_Text to read:_

In a career-defining performance, the British actor Dominic Cooper plays both Uday and Latif. It's a performance of some magnitude. More used to playing demure pretty boys in The History Boys and My Week with Marilyn, the actor veers into madness with a character that has a lot of Scarface's Tony Montana about him. Who knew that the 33-year-old actor had it in him?
"I'm so lucky," says Cooper about landing the role. "It was something I pursued - it is the one job that I remembered and pursued constantly - and when it came through I was overjoyed at the opportunity offered. It's always a risk when you take on a role like this and you have to have huge trust in the director that they can do this, to have big comparisons between the characters and would the person be able to do it. I saw immediately from meeting Lee his passion for the project and incredible energy to what he wanted the film to be; we were both in the same place."
Subtlety has never been the forte of Tamahori. He came to prominence with the Maori drama Once We're Warriors, which was full of masculine bravado and tearful repercussions. His big-budget Bond, Die Another Day, was Pierce Brosnan's last 007 escapade. The director plays to his melodramatic strengths, telling the tale of the egomaniac with tongue firmly in cheek.
This all does lead to the question: how much of the tale is true? What is made up by Latif and, then, how many liberties has the director taken using artistic licence?

_Data rows:_
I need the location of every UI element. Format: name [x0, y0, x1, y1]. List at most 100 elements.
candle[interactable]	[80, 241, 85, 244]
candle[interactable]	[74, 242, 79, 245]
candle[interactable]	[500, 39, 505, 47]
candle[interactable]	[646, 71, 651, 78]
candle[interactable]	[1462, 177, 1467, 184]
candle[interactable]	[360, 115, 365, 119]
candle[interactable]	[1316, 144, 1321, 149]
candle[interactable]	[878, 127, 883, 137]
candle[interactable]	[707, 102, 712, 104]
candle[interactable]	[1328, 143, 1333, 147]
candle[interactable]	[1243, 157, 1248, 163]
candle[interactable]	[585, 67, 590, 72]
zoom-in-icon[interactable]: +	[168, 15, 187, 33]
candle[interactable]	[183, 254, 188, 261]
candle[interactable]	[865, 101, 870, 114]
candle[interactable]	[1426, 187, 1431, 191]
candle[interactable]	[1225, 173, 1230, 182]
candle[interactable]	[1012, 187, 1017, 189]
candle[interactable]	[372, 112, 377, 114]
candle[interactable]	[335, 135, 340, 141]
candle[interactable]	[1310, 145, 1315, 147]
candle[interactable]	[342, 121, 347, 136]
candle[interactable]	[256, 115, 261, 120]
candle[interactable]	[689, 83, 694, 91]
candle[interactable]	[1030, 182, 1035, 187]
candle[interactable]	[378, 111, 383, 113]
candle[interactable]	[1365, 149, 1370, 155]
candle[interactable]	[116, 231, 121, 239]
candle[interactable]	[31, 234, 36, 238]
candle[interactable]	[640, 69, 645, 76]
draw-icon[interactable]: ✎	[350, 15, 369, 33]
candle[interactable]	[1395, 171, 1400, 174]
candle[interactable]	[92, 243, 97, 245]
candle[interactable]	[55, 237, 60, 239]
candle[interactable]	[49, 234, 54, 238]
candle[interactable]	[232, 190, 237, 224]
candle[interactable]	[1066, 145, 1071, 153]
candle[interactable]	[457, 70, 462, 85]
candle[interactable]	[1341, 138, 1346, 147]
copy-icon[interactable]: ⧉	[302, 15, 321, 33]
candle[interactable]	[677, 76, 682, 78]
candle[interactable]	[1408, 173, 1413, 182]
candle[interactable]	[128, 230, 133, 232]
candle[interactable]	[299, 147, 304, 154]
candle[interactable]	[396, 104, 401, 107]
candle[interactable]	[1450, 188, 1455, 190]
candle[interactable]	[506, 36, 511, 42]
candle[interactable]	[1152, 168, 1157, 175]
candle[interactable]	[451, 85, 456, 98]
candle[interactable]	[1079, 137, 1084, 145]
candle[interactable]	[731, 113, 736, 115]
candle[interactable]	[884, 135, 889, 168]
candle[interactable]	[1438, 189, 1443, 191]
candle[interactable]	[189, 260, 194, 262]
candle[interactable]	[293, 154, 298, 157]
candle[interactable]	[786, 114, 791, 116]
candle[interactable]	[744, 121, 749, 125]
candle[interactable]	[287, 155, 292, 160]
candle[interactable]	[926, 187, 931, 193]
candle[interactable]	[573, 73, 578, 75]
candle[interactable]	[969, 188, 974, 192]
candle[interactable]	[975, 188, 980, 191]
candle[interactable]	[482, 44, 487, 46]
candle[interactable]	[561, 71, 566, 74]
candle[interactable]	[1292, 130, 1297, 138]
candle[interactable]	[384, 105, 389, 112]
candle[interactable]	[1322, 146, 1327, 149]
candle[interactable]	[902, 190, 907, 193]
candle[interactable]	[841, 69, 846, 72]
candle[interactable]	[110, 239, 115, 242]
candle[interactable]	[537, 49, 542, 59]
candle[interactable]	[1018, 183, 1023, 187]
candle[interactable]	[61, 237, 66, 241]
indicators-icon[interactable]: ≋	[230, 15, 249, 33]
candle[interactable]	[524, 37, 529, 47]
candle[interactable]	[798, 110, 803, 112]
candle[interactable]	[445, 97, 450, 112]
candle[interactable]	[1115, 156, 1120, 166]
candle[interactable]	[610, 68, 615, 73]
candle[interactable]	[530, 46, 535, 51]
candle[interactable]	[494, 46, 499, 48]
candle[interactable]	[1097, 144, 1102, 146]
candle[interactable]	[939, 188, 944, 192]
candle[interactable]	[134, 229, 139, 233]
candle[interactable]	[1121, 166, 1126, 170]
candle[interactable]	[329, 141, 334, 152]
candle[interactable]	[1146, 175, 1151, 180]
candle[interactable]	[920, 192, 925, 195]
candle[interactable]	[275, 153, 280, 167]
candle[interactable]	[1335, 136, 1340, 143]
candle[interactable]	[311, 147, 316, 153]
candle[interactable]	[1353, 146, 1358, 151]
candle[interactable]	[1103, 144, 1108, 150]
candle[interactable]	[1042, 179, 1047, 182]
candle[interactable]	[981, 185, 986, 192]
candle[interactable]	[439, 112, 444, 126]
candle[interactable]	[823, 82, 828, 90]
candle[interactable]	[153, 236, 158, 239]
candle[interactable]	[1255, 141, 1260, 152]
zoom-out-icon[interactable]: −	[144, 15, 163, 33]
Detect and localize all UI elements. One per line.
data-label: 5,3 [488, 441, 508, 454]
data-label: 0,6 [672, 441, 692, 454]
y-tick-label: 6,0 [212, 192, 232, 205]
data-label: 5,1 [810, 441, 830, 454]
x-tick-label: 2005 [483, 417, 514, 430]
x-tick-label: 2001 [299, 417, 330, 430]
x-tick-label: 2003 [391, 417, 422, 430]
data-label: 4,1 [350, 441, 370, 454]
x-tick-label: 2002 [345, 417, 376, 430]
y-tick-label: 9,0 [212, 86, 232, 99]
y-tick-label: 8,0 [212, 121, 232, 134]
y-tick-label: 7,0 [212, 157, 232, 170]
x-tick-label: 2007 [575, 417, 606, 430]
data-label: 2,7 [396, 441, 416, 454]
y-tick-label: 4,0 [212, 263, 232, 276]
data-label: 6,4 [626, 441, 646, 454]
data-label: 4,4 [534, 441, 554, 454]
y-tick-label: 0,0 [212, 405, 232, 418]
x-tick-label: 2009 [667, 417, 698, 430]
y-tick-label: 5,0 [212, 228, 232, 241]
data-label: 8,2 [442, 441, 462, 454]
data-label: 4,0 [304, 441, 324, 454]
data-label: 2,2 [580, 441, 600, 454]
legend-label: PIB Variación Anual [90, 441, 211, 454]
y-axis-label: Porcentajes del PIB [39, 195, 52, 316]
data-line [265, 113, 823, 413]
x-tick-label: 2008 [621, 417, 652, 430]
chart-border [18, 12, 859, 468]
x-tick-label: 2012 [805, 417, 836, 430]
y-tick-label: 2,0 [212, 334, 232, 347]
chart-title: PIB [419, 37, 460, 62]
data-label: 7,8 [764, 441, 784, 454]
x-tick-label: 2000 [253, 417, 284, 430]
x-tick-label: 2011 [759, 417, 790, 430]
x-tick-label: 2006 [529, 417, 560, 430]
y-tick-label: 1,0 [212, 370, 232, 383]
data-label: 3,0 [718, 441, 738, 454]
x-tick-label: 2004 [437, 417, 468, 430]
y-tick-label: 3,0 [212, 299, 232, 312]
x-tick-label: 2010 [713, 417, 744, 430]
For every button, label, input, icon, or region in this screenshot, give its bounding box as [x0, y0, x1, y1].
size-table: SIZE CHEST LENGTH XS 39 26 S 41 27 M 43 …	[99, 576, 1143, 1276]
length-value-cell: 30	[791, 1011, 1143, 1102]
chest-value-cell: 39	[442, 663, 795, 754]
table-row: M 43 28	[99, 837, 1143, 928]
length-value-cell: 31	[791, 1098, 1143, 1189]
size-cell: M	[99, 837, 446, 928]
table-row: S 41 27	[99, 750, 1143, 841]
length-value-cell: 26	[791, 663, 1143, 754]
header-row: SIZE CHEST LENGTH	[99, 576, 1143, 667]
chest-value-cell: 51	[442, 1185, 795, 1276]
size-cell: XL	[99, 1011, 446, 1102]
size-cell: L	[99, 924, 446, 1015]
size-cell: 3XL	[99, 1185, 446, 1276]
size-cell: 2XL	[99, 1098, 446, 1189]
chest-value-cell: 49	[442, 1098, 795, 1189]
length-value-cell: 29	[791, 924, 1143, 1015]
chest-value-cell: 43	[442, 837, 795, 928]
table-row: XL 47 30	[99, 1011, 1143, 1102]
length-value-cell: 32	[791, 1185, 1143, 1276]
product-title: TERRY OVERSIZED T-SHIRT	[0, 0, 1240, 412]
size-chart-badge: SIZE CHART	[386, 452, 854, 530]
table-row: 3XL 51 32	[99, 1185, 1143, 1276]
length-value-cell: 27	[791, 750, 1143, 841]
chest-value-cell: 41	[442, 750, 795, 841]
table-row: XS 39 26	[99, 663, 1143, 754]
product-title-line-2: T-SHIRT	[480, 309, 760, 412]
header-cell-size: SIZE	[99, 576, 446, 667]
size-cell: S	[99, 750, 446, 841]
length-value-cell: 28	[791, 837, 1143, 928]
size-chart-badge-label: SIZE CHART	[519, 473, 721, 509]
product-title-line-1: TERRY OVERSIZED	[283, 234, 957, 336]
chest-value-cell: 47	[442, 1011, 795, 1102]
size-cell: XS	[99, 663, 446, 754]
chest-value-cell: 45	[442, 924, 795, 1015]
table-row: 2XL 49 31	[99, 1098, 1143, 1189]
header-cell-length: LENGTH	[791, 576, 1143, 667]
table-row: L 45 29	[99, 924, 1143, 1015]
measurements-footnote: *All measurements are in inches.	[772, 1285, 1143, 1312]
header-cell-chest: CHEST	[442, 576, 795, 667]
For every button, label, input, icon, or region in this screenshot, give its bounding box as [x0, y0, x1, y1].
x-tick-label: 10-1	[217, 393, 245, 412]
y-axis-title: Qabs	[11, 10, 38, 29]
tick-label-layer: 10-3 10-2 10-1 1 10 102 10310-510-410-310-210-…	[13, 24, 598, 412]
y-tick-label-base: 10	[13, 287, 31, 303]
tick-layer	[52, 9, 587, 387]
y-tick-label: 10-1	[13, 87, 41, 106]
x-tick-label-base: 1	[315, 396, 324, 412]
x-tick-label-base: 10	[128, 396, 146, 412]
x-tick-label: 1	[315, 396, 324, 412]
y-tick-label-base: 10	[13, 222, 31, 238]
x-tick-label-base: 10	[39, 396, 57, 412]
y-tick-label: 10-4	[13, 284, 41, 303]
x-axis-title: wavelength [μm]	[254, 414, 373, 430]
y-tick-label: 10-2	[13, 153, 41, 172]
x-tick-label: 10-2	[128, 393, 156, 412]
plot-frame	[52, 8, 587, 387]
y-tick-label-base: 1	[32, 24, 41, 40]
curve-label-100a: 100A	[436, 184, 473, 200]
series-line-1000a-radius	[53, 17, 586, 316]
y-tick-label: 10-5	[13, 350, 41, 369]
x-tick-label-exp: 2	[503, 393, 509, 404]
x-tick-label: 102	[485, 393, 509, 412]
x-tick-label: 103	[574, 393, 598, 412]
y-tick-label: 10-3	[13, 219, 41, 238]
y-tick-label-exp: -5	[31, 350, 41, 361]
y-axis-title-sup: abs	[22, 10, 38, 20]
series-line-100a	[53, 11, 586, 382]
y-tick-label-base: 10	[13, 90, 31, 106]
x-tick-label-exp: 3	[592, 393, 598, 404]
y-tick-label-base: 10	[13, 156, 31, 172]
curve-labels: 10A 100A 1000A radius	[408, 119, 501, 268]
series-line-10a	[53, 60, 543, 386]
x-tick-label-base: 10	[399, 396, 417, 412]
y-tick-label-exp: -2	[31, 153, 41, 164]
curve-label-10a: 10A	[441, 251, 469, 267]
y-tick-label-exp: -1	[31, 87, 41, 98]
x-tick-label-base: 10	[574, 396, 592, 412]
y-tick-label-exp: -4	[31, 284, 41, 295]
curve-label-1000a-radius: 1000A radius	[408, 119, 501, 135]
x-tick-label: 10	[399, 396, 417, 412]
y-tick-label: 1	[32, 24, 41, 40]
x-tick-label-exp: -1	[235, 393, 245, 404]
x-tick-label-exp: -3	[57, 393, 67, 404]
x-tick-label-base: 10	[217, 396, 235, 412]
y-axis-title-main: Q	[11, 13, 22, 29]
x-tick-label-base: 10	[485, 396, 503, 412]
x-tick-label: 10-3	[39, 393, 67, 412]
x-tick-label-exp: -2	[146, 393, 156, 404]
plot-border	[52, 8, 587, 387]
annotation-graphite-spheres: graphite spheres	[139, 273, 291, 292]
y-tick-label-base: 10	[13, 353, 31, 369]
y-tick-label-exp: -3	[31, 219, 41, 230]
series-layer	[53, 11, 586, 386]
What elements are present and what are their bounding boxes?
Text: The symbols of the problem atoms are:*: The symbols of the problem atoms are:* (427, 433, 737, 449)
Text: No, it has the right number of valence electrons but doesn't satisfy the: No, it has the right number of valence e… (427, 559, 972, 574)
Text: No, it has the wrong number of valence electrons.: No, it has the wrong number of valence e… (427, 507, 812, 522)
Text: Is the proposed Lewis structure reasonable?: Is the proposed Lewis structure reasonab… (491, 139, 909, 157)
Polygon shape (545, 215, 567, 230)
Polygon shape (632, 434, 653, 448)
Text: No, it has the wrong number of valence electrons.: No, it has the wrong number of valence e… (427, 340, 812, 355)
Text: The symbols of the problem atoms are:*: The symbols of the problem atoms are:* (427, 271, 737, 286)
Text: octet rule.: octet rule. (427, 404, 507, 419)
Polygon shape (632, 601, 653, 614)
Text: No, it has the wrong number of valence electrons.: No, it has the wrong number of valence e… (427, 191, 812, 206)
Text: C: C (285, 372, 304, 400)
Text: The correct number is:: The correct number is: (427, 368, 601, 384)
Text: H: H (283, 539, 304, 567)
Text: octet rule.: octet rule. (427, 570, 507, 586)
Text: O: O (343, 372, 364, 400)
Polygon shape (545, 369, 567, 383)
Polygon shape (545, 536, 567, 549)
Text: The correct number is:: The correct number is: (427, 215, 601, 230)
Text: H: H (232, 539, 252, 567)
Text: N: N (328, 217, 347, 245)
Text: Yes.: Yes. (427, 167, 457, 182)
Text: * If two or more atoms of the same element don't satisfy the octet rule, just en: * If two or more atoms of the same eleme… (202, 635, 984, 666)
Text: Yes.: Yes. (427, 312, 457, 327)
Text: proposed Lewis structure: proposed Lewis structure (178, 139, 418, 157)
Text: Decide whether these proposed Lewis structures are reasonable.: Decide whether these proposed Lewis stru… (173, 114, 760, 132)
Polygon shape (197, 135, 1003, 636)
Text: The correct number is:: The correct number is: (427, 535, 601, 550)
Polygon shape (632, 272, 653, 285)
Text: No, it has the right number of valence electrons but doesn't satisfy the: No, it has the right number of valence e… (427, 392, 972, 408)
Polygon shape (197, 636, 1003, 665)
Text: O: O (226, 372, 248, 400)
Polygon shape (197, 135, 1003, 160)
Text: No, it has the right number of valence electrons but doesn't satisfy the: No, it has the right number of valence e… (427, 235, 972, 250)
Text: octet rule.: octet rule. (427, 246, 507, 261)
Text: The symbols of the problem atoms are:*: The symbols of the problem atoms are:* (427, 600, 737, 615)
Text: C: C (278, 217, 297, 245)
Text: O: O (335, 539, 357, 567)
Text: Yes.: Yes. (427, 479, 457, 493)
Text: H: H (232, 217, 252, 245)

_Short task:_ Continue the excerpt above about Dominic Cooper's dual role as Uday and Latif, picking up after its final sentence.

_In response:_
Latif Yahia insists: "The movie is very well done, it's close to the truth, a high percentage, a very high percentage." Quite remarkably, he adds when talking about a movie packed with violence and lewdness: "The violence - it was nothing compared to the reality."
Yahia now lives in Ireland and claims that he is under surveillance and fearful for his life both from Iraqis still sympathetic to the former leader and the FBI, keen to find out as much information as possible from him. There remain big questions about his version of events, although there is no doubt that the Husseins used doubles as stand-ins and were brutal in meting out punishments.
Cooper for his part states: "My biggest problem was having minimal compassion for a man who was ultimately a monster and a man who had no restrictions and control and did things for reasons I couldn't fathom at all. I have always worked from that place that if you are going to inhabit someone and get under their eyes, you need to have empathy."
What he delivers is a rambunctious interpretation of a tale in which it's almost impossible to tell truth from fiction.